- _Exercise details_
Your task is to gather the lines below that hold the string "this".
____
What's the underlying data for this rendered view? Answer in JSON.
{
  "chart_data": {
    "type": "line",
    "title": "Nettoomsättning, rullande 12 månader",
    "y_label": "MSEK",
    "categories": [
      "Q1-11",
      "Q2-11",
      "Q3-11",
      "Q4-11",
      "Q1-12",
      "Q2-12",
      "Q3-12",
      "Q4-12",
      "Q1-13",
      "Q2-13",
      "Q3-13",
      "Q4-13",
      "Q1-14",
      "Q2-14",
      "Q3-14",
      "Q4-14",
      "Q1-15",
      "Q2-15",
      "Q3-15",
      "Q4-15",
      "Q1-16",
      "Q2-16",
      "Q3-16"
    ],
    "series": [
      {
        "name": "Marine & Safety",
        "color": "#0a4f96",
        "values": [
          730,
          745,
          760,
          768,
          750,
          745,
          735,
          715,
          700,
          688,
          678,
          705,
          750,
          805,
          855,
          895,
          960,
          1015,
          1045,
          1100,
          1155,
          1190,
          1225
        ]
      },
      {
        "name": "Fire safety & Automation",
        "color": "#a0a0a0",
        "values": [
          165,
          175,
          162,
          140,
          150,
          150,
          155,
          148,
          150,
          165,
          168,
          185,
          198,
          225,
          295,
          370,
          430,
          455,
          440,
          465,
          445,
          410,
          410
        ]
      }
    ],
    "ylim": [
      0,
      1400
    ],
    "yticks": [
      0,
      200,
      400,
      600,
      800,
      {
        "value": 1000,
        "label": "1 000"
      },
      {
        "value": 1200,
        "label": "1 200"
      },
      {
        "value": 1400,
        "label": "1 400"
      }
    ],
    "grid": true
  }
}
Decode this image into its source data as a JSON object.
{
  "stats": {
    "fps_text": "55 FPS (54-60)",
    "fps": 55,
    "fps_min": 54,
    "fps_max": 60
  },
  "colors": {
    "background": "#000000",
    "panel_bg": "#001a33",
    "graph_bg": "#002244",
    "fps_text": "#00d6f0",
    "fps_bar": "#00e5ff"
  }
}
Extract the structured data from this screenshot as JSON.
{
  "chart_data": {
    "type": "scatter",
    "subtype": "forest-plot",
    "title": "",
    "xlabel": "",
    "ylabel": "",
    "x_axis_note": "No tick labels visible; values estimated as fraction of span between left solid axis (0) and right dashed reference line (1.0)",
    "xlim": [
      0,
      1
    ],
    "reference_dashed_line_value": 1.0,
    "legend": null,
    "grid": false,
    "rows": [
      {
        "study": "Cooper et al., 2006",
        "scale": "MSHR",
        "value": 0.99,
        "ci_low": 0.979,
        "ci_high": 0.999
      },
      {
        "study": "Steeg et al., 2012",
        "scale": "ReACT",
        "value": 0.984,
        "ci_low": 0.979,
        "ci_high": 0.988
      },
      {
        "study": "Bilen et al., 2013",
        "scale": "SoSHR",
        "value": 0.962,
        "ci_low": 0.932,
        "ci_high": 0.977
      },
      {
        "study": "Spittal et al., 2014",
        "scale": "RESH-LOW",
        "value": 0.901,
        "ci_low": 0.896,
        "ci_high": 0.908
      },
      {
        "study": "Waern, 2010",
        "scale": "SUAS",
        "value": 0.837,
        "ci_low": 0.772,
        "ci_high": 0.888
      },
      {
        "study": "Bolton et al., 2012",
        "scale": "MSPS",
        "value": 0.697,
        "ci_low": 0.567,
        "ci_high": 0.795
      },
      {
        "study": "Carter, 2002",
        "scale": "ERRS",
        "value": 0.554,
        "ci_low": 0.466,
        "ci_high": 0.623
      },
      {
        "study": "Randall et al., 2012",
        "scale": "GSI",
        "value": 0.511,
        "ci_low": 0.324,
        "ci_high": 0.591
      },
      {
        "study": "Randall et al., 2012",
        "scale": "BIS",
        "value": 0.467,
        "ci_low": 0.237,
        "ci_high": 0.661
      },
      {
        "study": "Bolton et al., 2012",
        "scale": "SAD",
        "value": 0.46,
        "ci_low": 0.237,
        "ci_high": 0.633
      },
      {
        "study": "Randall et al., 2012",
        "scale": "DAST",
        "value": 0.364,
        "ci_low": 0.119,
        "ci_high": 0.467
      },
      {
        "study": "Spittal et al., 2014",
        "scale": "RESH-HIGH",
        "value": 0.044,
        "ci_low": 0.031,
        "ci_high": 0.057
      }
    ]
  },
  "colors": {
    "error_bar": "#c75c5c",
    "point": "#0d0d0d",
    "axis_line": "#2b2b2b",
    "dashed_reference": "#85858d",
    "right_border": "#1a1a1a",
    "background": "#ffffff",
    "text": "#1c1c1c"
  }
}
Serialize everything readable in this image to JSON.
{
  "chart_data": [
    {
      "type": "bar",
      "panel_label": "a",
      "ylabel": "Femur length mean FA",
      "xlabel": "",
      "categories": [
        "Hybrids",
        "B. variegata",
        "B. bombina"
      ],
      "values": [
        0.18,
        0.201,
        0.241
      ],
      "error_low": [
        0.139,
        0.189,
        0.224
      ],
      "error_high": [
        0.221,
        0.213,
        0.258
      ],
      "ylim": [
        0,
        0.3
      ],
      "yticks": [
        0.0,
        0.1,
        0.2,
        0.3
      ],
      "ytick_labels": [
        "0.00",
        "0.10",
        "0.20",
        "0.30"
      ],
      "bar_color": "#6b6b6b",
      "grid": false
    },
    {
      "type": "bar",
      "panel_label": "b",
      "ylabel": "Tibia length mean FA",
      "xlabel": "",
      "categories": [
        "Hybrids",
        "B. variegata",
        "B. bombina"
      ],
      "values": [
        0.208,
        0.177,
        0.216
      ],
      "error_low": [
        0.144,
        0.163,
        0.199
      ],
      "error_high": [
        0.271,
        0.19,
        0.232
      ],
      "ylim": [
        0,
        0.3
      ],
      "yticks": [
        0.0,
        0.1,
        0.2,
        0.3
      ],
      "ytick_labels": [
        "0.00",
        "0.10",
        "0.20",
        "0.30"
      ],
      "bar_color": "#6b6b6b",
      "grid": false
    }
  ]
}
____
- _The reply_
What's the underlying data for this rendered view? Answer in JSON.
Decode this image into its source data as a JSON object.
Extract the structured data from this screenshot as JSON.
Serialize everything readable in this image to JSON.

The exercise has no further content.